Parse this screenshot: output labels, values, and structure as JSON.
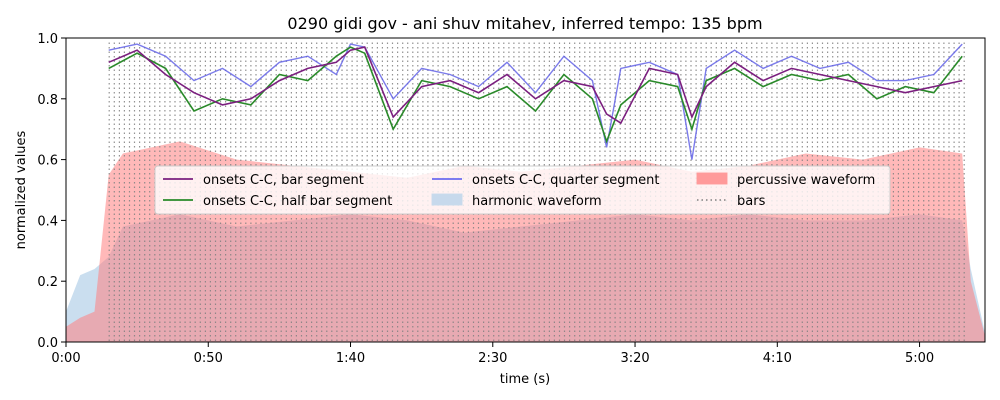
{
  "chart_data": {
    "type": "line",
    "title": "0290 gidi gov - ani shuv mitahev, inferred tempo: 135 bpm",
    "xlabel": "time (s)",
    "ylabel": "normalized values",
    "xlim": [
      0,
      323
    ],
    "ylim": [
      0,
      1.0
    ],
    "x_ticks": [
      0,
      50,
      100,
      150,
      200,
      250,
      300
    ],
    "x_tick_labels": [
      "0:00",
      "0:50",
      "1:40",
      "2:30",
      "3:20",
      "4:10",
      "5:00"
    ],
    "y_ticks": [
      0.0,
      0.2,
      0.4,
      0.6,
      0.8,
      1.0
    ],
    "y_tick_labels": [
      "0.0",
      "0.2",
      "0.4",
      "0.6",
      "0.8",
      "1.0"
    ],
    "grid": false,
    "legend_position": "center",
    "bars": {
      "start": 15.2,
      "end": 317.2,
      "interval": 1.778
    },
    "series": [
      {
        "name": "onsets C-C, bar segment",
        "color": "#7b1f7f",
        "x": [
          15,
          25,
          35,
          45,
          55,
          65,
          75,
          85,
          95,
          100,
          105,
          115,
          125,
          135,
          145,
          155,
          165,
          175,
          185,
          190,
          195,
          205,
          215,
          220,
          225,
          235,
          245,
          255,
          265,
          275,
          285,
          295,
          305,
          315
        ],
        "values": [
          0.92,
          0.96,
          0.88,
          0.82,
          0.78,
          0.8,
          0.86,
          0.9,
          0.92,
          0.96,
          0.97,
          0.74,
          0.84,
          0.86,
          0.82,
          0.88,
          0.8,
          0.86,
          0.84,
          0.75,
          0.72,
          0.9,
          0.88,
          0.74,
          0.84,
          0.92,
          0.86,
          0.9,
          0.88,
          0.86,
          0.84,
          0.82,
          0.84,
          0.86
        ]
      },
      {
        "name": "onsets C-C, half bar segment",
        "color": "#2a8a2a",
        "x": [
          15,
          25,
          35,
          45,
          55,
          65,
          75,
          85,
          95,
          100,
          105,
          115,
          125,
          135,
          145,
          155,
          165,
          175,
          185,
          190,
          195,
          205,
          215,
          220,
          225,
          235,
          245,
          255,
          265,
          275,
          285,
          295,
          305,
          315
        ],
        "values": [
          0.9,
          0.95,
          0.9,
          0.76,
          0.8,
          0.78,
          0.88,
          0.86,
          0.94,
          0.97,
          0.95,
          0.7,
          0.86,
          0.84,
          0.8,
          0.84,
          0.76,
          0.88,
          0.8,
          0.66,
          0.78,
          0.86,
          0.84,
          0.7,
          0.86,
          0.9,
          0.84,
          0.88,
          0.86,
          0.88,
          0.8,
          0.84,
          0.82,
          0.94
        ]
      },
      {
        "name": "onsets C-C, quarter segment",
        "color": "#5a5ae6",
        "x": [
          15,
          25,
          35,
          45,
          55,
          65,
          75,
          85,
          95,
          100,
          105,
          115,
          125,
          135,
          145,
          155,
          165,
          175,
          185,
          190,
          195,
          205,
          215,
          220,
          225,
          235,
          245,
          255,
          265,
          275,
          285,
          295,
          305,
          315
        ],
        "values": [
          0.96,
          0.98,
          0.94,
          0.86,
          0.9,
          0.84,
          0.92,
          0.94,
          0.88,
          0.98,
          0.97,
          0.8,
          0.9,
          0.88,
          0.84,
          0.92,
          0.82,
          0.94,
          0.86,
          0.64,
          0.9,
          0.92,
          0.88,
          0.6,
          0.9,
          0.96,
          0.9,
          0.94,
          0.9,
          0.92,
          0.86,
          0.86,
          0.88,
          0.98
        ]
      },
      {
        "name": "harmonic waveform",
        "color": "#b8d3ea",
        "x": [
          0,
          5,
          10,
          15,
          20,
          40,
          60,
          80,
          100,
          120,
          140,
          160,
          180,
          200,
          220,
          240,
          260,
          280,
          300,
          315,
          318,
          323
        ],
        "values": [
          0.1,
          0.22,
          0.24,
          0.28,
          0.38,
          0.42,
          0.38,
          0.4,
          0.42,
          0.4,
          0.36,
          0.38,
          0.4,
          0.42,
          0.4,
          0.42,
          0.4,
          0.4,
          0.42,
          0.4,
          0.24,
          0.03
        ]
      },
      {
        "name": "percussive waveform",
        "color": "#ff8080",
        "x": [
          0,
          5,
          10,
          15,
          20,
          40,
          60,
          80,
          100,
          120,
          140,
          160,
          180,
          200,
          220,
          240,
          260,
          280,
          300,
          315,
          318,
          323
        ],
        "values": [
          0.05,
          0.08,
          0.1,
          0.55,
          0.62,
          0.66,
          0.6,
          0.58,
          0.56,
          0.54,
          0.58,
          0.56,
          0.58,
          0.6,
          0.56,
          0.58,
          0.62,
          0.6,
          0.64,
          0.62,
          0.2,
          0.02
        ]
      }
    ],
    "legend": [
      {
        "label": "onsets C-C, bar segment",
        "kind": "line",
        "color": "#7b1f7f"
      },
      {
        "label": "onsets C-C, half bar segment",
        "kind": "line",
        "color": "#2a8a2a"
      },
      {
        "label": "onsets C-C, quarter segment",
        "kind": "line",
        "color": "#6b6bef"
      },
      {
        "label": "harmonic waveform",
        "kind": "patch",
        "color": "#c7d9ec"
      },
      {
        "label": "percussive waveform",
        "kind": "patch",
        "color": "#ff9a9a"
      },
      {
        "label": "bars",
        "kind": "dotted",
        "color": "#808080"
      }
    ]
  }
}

---

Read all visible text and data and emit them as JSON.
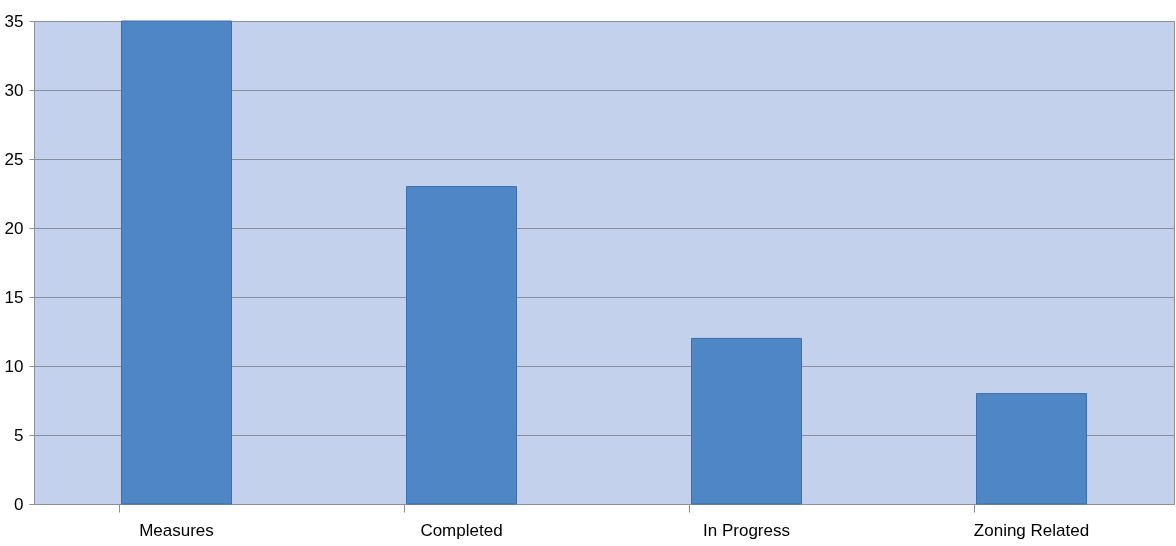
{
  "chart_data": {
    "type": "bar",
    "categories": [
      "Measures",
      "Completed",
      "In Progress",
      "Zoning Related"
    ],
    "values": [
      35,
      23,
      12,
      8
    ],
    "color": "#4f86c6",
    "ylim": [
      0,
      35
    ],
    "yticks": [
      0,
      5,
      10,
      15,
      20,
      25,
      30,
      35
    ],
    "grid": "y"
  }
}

* **Stated task**
Count how many lines hold the string "percussive" and give that number alone.

* **Result below**
2